◆ SET EXERCISE
Locate each line with the string "Kinderbetreuung" in the listing below and copy it.

◆ DATA TO PROCESS
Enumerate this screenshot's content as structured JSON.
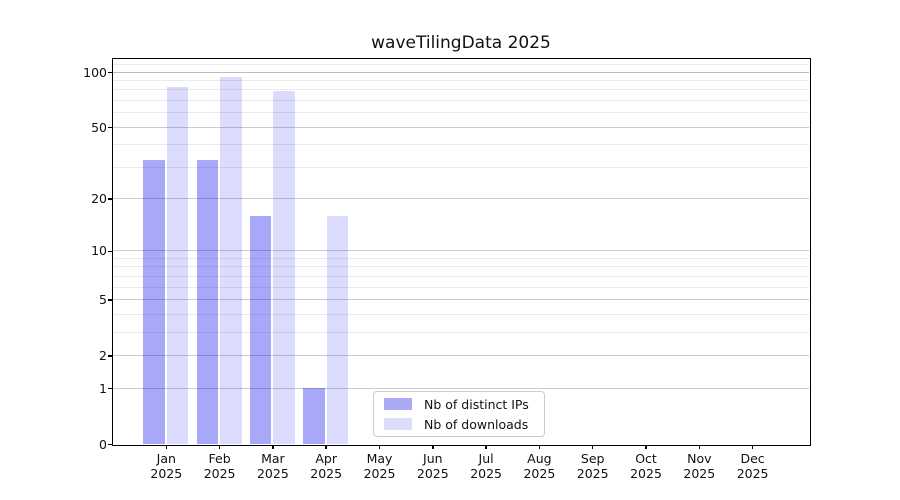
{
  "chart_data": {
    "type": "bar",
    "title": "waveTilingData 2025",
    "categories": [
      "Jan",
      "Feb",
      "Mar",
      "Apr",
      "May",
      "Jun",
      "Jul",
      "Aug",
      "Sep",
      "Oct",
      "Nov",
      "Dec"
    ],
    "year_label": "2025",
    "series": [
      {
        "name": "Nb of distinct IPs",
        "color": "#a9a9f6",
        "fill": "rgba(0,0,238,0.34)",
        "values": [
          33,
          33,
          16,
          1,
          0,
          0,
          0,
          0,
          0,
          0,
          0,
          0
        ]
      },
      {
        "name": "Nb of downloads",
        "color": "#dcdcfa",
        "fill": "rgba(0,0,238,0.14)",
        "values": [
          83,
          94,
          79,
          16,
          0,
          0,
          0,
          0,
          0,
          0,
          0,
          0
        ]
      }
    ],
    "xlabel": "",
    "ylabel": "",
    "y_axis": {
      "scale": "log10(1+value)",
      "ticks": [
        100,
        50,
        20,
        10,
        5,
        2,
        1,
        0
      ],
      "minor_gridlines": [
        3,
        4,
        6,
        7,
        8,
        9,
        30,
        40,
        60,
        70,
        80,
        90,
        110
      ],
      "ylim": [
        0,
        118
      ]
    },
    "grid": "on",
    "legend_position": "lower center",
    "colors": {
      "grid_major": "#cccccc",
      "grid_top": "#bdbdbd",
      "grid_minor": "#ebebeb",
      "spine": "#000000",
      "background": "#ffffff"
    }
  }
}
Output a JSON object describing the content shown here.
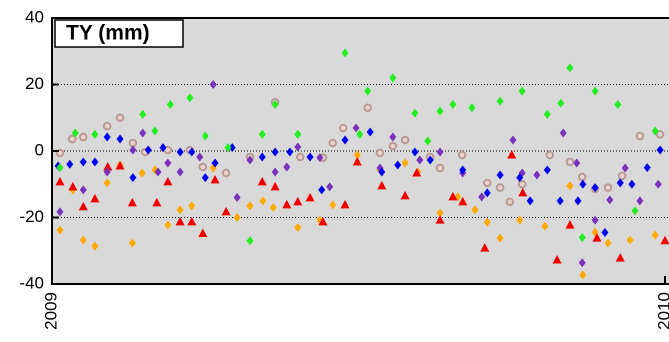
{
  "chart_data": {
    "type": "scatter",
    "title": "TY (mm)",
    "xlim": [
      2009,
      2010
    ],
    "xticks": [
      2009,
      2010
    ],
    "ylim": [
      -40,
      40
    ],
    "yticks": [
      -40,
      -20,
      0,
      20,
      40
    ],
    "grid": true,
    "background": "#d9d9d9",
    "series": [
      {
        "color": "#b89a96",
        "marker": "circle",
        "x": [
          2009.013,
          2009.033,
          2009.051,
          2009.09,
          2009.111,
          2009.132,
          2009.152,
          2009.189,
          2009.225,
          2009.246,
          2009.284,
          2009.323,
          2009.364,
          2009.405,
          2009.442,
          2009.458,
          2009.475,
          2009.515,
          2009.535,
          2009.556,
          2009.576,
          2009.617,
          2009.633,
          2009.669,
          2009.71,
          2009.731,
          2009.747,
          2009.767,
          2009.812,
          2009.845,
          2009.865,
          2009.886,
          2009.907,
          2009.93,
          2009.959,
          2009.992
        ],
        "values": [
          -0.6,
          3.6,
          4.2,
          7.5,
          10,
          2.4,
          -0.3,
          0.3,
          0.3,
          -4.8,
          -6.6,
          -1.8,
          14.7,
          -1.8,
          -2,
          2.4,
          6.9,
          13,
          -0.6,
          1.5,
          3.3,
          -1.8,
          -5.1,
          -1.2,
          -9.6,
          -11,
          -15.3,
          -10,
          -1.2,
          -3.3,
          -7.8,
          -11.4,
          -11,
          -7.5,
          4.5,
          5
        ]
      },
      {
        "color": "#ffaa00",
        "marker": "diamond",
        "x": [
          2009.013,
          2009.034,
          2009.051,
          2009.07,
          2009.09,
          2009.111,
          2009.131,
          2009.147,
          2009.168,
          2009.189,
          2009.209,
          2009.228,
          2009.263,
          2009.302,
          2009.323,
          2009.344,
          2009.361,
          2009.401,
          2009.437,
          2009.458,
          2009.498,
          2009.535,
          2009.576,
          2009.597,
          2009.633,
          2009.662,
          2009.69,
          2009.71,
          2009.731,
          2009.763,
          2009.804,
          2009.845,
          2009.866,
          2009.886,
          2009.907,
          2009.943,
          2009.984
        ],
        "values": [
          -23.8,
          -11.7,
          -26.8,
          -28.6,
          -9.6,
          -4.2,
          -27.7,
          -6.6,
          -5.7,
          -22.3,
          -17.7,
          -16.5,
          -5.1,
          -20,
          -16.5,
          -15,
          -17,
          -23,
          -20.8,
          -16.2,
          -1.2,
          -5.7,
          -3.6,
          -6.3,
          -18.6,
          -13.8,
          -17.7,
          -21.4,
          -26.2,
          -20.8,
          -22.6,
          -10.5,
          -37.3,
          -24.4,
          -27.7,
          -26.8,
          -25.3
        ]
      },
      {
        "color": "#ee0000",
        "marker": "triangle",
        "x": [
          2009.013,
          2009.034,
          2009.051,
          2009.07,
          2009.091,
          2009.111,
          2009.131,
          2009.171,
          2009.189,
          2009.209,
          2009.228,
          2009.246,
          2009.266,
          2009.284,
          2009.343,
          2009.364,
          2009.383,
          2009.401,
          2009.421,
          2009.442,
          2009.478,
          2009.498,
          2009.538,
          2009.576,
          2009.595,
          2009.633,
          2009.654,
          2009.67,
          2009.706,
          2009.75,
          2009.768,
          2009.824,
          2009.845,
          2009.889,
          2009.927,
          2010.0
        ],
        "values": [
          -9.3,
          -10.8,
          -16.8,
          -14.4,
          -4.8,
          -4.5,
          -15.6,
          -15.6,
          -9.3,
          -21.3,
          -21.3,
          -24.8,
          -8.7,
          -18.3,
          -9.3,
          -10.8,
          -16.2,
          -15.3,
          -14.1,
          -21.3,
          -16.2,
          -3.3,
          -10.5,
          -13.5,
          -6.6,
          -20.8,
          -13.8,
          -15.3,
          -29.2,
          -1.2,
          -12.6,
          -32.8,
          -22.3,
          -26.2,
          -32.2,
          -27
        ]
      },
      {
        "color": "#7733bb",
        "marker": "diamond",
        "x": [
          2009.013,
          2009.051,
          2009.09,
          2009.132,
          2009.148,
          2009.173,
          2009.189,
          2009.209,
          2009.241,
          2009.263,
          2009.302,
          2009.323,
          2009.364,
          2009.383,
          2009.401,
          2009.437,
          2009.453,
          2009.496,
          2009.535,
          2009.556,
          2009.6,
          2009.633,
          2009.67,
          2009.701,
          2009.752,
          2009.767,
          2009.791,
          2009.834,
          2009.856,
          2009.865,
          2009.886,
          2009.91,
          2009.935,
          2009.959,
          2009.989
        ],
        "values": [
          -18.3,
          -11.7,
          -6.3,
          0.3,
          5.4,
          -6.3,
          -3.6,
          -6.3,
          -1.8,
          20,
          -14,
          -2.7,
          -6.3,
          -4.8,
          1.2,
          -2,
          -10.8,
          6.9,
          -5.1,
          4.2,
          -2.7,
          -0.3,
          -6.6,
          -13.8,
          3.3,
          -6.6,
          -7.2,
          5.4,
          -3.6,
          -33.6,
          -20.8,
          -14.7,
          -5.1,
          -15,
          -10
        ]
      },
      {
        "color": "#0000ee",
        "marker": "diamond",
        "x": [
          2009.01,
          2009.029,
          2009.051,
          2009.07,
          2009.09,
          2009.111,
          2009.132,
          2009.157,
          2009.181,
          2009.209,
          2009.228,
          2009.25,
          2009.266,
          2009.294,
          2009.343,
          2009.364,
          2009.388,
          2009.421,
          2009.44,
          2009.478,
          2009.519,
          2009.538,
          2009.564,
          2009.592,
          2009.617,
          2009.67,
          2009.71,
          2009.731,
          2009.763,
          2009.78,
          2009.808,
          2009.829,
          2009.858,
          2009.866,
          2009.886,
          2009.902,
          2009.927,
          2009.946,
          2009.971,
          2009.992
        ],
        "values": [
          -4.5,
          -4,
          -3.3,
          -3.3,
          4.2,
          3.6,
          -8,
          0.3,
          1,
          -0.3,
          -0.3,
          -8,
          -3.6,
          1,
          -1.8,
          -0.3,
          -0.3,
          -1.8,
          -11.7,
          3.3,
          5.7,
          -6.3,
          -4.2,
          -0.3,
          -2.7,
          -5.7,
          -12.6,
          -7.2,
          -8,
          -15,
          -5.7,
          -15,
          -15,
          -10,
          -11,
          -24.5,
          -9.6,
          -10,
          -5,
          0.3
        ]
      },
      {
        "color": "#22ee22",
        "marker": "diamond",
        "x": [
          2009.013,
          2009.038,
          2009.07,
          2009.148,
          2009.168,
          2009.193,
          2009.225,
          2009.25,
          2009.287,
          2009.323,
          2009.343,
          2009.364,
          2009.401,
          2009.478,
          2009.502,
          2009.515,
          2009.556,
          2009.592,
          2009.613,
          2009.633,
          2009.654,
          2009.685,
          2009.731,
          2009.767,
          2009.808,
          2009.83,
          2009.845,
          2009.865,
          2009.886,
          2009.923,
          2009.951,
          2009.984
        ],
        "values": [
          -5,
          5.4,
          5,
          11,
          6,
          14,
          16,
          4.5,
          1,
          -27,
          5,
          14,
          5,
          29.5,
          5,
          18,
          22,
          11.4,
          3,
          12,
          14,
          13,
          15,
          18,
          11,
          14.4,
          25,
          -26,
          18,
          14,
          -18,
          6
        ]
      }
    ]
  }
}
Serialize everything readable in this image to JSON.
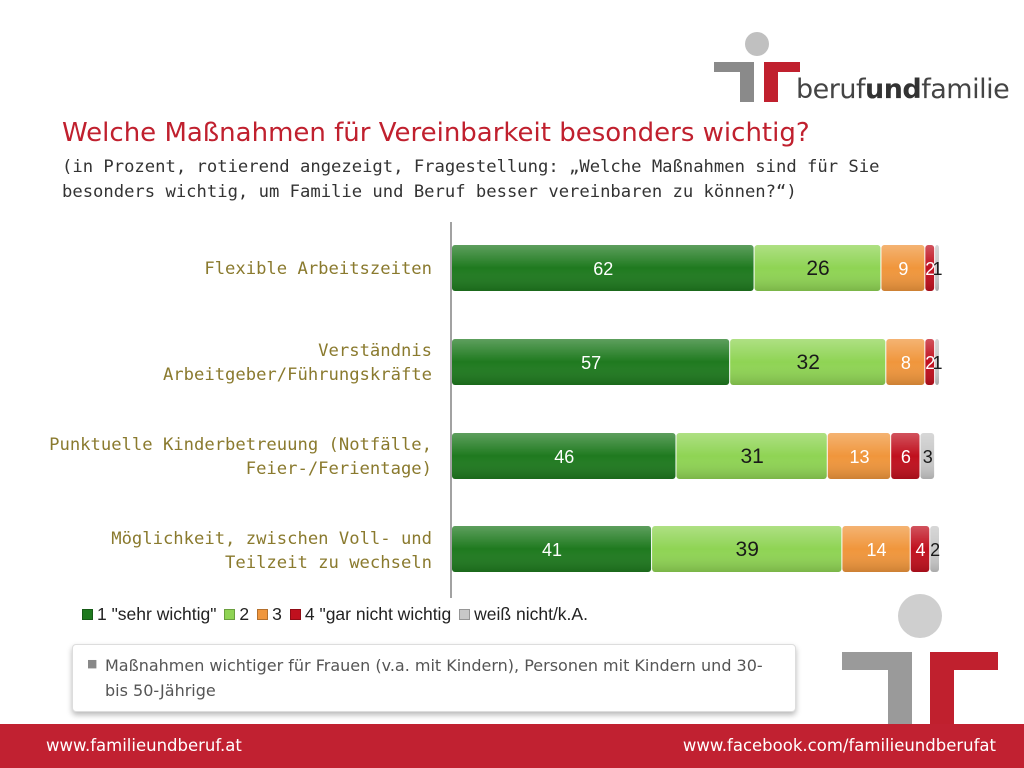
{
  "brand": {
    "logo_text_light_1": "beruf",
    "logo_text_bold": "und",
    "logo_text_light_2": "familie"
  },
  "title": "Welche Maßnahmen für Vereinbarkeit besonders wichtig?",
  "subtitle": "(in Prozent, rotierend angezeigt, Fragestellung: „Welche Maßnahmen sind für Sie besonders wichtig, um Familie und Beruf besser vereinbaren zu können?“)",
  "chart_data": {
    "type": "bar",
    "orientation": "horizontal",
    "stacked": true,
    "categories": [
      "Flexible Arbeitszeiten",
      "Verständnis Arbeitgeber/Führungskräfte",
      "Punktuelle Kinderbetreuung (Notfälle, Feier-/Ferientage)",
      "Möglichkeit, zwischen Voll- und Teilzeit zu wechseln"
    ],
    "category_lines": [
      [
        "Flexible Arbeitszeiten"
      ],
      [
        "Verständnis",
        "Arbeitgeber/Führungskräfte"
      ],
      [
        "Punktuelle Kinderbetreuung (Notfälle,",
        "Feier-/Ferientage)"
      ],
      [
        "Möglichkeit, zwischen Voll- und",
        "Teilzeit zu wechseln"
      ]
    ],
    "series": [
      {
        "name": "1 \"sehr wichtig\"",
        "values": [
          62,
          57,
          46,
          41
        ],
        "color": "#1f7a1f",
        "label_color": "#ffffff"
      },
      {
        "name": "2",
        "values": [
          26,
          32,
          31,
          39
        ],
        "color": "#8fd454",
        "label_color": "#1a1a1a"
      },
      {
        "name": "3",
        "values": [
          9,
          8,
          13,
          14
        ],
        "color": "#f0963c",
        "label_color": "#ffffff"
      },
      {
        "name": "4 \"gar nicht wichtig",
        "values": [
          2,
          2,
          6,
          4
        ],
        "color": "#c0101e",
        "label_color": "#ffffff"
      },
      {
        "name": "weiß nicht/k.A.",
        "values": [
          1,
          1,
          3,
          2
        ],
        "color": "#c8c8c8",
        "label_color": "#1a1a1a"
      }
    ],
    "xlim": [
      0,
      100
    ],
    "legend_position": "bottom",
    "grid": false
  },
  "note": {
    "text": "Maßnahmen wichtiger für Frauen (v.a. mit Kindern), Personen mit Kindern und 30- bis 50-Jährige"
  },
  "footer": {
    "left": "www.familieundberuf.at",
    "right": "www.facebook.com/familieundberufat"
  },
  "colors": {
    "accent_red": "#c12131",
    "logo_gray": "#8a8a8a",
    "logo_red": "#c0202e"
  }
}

◆ THE REPLY
      "Punktuelle Kinderbetreuung (Notfälle, Feier-/Ferientage)",
        "Punktuelle Kinderbetreuung (Notfälle,",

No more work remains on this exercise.